Stated task:
Return the records, each one exactly as written.

[Collected data entries]
+++++

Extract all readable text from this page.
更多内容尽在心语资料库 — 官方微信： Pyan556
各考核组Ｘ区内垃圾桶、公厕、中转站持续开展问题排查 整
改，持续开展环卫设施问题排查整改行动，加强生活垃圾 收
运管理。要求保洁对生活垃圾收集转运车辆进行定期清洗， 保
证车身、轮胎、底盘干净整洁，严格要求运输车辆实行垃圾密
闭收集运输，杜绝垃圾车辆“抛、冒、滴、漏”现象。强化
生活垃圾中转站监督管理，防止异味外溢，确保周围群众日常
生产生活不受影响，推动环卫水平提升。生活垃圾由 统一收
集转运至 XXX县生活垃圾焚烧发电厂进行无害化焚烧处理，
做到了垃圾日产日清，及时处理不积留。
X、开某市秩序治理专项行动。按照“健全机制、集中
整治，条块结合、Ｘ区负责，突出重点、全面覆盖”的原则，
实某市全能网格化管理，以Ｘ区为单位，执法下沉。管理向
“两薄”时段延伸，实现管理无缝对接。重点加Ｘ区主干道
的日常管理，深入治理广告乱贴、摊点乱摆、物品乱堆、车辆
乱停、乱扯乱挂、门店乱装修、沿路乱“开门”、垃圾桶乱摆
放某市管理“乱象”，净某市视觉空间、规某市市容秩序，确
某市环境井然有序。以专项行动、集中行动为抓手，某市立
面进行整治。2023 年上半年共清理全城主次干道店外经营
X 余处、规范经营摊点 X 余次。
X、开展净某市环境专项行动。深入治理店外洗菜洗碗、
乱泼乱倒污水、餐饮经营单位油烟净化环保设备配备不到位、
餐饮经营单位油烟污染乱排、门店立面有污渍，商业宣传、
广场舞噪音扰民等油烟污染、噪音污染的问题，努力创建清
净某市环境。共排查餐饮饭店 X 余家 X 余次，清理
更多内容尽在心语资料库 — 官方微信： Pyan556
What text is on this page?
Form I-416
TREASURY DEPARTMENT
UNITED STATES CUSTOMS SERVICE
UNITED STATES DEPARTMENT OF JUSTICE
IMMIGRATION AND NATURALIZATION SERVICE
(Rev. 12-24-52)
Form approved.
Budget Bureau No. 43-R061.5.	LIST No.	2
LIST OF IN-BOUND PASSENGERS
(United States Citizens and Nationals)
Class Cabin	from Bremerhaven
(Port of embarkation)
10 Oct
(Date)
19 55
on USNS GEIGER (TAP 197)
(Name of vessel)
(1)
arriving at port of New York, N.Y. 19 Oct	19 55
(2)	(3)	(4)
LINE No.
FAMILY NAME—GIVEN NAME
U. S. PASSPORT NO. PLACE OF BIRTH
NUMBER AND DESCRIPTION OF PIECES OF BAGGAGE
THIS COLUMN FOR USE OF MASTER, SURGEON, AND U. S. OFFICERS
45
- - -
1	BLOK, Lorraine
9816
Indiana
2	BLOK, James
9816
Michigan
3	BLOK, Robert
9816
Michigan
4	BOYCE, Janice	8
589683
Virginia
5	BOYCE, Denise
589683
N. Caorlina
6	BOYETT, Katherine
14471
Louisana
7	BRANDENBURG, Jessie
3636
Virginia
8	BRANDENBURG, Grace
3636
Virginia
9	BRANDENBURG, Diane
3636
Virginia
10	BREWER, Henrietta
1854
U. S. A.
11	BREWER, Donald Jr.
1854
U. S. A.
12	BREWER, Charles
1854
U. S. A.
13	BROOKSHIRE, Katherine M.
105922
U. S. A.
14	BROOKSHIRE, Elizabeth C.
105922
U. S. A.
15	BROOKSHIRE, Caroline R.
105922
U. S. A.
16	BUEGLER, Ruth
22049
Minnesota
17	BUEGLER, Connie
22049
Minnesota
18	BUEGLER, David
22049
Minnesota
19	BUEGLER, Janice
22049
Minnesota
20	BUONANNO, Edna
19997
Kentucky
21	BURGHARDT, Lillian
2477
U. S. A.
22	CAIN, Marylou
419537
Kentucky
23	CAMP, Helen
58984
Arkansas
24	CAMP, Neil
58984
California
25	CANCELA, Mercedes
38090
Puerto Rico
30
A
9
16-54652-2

+++++

Solution for this exercise:
Extract all readable text from this page.
更多内容尽在心语资料库 — 官方微信： Pyan556
各考核组Ｘ区内垃圾桶、公厕、中转站持续开展问题排查 整
改，持续开展环卫设施问题排查整改行动，加强生活垃圾 收
运管理。要求保洁对生活垃圾收集转运车辆进行定期清洗， 保
证车身、轮胎、底盘干净整洁，严格要求运输车辆实行垃圾密
闭收集运输，杜绝垃圾车辆“抛、冒、滴、漏”现象。强化
生活垃圾中转站监督管理，防止异味外溢，确保周围群众日常
生产生活不受影响，推动环卫水平提升。生活垃圾由 统一收
集转运至 XXX县生活垃圾焚烧发电厂进行无害化焚烧处理，
做到了垃圾日产日清，及时处理不积留。
X、开某市秩序治理专项行动。按照“健全机制、集中
整治，条块结合、Ｘ区负责，突出重点、全面覆盖”的原则，
实某市全能网格化管理，以Ｘ区为单位，执法下沉。管理向
“两薄”时段延伸，实现管理无缝对接。重点加Ｘ区主干道
的日常管理，深入治理广告乱贴、摊点乱摆、物品乱堆、车辆
乱停、乱扯乱挂、门店乱装修、沿路乱“开门”、垃圾桶乱摆
放某市管理“乱象”，净某市视觉空间、规某市市容秩序，确
某市环境井然有序。以专项行动、集中行动为抓手，某市立
面进行整治。2023 年上半年共清理全城主次干道店外经营
X 余处、规范经营摊点 X 余次。
X、开展净某市环境专项行动。深入治理店外洗菜洗碗、
乱泼乱倒污水、餐饮经营单位油烟净化环保设备配备不到位、
餐饮经营单位油烟污染乱排、门店立面有污渍，商业宣传、
广场舞噪音扰民等油烟污染、噪音污染的问题，努力创建清
净某市环境。共排查餐饮饭店 X 余家 X 余次，清理
更多内容尽在心语资料库 — 官方微信： Pyan556
What text is on this page?
Form I-416
TREASURY DEPARTMENT
UNITED STATES CUSTOMS SERVICE
UNITED STATES DEPARTMENT OF JUSTICE
IMMIGRATION AND NATURALIZATION SERVICE
(Rev. 12-24-52)
Form approved.
Budget Bureau No. 43-R061.5.	LIST No.	2
LIST OF IN-BOUND PASSENGERS
(United States Citizens and Nationals)
Class Cabin	from Bremerhaven
(Port of embarkation)
10 Oct
(Date)
19 55
on USNS GEIGER (TAP 197)
(Name of vessel)
(1)
arriving at port of New York, N.Y. 19 Oct	19 55
(2)	(3)	(4)
LINE No.
FAMILY NAME—GIVEN NAME
U. S. PASSPORT NO. PLACE OF BIRTH
NUMBER AND DESCRIPTION OF PIECES OF BAGGAGE
THIS COLUMN FOR USE OF MASTER, SURGEON, AND U. S. OFFICERS
45
- - -
1	BLOK, Lorraine
9816
Indiana
2	BLOK, James
9816
Michigan
3	BLOK, Robert
9816
Michigan
4	BOYCE, Janice	8
589683
Virginia
5	BOYCE, Denise
589683
N. Caorlina
6	BOYETT, Katherine
14471
Louisana
7	BRANDENBURG, Jessie
3636
Virginia
8	BRANDENBURG, Grace
3636
Virginia
9	BRANDENBURG, Diane
3636
Virginia
10	BREWER, Henrietta
1854
U. S. A.
11	BREWER, Donald Jr.
1854
U. S. A.
12	BREWER, Charles
1854
U. S. A.
13	BROOKSHIRE, Katherine M.
105922
U. S. A.
14	BROOKSHIRE, Elizabeth C.
105922
U. S. A.
15	BROOKSHIRE, Caroline R.
105922
U. S. A.
16	BUEGLER, Ruth
22049
Minnesota
17	BUEGLER, Connie
22049
Minnesota
18	BUEGLER, David
22049
Minnesota
19	BUEGLER, Janice
22049
Minnesota
20	BUONANNO, Edna
19997
Kentucky
21	BURGHARDT, Lillian
2477
U. S. A.
22	CAIN, Marylou
419537
Kentucky
23	CAMP, Helen
58984
Arkansas
24	CAMP, Neil
58984
California
25	CANCELA, Mercedes
38090
Puerto Rico
30
A
9
16-54652-2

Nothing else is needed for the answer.